Exercise instructions: Please reproduce the passage on Vassar College in fiction word for word, starting with "- Erica, the" and going on through "Boylston (current students)".

Extracted text:
──────

Vassar College has been featured in many books, movies, and television shows. This is a partial list of references and fictional alumni.

- Martin Geldhart, Vassar professor of landscape architecture in The Substance of Fire
- Holly Goodhead, character from Moonraker and its novelization
- Miss Jane Hathaway, a character in The Beverly Hillbillies, graduated from Vassar.
- Erica, the main protagonist of the Academy-Award nominated film An Unmarried Woman (1978), went to Vassar
- Three Vassar Girls Abroad, a book series by Elizabeth Williams Champney about Maud Van Vechten, Barbara Atchison and Cecilia Boylston (current students)

──────

Document structure recognition records:
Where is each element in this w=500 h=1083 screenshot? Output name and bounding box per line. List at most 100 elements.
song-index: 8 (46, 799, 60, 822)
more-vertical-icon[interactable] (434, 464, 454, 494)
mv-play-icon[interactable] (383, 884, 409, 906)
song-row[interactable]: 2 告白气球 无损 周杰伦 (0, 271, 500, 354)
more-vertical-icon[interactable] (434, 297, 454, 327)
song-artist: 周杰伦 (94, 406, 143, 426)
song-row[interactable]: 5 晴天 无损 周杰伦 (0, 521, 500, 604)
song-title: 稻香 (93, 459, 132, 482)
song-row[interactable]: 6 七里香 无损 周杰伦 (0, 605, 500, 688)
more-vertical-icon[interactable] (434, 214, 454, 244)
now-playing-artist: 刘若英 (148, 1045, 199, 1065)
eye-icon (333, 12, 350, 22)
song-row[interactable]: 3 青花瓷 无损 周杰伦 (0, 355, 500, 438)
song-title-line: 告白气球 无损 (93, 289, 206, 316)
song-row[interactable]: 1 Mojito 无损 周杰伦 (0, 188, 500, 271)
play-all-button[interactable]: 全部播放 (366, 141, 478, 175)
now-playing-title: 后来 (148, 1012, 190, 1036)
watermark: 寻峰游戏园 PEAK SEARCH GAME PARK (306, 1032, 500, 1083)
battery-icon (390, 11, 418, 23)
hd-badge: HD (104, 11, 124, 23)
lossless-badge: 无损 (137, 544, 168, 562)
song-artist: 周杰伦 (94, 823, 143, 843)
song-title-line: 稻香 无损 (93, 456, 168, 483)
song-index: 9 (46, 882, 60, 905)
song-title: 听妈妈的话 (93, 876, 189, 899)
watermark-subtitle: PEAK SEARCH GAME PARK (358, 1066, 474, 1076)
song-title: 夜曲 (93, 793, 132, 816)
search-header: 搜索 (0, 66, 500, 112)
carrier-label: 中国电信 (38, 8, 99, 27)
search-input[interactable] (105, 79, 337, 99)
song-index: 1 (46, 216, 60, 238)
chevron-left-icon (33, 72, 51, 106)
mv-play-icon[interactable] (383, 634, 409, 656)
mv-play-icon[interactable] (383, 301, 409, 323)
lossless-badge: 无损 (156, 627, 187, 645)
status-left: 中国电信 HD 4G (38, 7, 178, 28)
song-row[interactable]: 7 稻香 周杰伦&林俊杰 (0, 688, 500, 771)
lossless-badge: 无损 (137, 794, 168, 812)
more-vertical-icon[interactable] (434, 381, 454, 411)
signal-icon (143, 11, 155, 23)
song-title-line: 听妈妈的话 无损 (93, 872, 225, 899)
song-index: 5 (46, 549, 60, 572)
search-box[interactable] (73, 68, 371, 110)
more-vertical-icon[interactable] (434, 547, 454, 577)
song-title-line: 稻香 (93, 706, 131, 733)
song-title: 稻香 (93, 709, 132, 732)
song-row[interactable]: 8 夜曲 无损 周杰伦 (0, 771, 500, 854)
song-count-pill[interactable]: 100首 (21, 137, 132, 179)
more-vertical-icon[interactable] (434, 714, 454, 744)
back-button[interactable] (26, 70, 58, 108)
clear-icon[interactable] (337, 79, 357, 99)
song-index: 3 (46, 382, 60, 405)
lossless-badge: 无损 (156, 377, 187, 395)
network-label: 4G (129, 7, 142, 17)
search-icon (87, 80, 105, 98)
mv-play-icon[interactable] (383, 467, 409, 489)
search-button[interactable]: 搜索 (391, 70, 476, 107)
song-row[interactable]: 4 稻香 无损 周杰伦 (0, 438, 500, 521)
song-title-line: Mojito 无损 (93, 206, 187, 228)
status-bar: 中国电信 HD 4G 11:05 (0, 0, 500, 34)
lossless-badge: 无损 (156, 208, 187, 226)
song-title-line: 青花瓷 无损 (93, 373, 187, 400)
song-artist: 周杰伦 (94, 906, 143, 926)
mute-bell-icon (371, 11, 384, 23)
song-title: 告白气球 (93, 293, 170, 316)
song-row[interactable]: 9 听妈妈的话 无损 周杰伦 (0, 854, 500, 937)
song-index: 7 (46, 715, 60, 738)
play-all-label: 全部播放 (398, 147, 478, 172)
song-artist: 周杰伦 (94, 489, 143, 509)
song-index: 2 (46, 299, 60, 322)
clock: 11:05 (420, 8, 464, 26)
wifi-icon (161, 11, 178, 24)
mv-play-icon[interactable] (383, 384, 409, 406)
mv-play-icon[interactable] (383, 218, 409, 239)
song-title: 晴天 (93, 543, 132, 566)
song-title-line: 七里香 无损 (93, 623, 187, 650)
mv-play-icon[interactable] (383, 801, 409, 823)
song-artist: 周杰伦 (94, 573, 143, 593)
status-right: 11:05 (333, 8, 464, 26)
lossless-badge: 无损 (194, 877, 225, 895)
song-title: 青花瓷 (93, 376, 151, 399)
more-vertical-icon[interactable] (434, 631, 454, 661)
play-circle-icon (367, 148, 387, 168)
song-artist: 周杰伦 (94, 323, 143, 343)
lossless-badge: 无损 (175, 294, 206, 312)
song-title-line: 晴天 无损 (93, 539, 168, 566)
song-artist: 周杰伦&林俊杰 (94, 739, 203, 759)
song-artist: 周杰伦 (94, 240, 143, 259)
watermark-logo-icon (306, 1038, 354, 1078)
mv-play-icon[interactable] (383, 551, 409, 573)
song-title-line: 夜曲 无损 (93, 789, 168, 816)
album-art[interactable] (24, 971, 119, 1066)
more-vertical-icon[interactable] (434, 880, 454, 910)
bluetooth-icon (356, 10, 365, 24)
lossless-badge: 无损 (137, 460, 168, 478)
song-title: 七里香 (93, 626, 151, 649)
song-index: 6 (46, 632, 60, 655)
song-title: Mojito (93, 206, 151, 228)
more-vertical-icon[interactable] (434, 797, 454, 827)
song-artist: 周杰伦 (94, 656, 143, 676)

──────

Response to the exercise:
- Erica, the main protagonist of the Academy-Award nominated film An Unmarried Woman (1978), went to Vassar
- Three Vassar Girls Abroad, a book series by Elizabeth Williams Champney about Maud Van Vechten, Barbara Atchison and Cecilia Boylston (current students)